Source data
::::::

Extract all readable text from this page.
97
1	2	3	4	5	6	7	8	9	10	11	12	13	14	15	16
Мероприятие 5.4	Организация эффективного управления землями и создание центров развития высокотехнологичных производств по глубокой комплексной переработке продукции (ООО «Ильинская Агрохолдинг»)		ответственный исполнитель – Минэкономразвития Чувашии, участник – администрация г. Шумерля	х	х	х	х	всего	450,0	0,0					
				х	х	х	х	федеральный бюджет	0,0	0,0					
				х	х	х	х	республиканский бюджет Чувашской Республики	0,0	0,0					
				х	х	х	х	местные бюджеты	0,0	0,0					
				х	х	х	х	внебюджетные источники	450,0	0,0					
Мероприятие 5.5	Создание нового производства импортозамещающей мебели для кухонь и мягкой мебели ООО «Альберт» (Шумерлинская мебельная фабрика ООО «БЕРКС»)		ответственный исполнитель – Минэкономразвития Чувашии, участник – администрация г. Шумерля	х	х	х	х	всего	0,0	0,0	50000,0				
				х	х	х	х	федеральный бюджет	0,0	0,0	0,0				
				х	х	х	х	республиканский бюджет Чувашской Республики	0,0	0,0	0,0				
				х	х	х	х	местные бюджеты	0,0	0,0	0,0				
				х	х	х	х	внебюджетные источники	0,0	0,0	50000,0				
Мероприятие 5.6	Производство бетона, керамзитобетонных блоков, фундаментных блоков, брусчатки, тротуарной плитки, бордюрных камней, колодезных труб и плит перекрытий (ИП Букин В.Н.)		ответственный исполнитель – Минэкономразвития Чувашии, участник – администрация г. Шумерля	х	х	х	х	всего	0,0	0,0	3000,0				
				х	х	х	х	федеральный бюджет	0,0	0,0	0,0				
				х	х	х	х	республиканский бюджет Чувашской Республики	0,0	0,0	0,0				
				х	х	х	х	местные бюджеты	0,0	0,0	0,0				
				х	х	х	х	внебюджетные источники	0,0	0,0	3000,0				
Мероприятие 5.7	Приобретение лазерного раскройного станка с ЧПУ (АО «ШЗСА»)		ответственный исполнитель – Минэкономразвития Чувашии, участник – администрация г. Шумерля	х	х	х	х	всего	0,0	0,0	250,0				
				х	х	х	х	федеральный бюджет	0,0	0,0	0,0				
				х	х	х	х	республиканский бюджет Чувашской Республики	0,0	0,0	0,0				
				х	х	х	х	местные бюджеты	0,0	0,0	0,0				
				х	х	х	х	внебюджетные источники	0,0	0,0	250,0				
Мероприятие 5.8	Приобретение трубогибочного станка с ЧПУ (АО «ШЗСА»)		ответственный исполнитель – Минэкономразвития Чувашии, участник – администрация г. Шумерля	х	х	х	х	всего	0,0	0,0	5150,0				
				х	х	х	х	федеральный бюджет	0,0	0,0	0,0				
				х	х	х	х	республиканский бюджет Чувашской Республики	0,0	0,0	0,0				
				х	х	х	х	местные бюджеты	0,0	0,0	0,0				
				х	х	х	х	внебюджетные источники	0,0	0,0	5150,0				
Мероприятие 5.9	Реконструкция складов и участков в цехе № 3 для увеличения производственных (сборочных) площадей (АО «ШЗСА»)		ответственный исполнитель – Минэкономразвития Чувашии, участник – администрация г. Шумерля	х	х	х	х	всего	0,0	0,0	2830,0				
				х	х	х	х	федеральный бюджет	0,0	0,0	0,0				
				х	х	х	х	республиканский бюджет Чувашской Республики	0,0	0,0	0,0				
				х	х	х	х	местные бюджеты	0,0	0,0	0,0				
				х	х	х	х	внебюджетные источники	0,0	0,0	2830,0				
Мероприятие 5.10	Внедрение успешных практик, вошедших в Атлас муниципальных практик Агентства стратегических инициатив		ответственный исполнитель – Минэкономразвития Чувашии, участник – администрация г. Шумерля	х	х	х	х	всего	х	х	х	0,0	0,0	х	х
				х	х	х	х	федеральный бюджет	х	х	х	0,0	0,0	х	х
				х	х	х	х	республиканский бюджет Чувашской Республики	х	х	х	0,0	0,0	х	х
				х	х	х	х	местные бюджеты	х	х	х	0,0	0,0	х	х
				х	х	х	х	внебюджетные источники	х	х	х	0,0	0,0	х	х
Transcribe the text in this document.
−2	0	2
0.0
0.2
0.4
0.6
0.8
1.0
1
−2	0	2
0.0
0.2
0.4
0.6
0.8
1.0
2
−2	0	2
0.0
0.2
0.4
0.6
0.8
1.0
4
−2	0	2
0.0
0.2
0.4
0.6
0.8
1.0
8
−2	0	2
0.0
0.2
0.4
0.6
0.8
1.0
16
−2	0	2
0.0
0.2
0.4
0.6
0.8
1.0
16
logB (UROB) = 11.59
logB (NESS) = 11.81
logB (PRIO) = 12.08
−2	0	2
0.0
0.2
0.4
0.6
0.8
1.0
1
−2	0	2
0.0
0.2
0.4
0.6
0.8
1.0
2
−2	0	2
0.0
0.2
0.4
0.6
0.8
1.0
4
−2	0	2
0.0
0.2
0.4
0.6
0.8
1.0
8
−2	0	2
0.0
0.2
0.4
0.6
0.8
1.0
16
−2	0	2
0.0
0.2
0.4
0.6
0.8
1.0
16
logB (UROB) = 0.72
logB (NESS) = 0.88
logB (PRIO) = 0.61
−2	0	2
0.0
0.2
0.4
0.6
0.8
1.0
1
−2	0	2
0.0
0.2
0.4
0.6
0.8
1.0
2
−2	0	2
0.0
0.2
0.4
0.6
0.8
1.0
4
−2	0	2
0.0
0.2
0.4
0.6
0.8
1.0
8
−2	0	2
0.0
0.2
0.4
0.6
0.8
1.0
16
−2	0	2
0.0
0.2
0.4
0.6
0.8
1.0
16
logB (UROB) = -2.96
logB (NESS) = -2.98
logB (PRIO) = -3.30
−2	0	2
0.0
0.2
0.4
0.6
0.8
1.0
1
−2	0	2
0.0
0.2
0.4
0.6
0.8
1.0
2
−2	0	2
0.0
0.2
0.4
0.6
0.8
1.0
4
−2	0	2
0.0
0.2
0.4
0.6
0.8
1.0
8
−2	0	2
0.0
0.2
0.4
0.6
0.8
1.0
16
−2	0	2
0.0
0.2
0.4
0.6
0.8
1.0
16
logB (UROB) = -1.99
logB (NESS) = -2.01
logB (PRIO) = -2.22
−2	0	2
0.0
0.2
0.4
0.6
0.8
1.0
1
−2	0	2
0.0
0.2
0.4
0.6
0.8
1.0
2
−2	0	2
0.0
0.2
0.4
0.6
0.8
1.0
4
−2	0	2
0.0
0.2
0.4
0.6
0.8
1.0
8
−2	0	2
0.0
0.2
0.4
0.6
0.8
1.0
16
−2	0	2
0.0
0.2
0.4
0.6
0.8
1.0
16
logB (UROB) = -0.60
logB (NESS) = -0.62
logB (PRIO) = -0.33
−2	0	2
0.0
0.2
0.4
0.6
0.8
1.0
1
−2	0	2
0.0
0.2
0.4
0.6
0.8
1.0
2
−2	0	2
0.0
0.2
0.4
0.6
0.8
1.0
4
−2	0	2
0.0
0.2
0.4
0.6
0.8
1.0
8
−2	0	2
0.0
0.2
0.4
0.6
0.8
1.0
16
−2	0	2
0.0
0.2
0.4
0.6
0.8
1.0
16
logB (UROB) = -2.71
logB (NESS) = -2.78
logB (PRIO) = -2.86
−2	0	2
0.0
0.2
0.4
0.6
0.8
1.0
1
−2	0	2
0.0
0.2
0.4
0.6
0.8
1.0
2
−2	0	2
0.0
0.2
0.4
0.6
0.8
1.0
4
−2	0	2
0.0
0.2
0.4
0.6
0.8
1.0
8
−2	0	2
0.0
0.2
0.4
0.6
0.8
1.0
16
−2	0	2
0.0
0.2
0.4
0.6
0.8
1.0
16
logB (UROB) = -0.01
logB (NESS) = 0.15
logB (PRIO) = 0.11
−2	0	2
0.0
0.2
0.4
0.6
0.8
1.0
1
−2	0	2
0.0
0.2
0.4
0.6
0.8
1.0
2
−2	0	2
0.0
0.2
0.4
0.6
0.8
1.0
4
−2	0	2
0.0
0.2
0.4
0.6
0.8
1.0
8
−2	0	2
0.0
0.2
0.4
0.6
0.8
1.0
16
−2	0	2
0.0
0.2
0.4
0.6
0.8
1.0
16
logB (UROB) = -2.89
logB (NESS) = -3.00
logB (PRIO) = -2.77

::::::

Show every line from the listing above in which the string "источники" appears.

				х	х	х	х	внебюджетные источники	450,0	0,0					
				х	х	х	х	внебюджетные источники	0,0	0,0	50000,0				
				х	х	х	х	внебюджетные источники	0,0	0,0	3000,0				
				х	х	х	х	внебюджетные источники	0,0	0,0	250,0				
				х	х	х	х	внебюджетные источники	0,0	0,0	5150,0				
				х	х	х	х	внебюджетные источники	0,0	0,0	2830,0				
				х	х	х	х	внебюджетные источники	х	х	х	0,0	0,0	х	х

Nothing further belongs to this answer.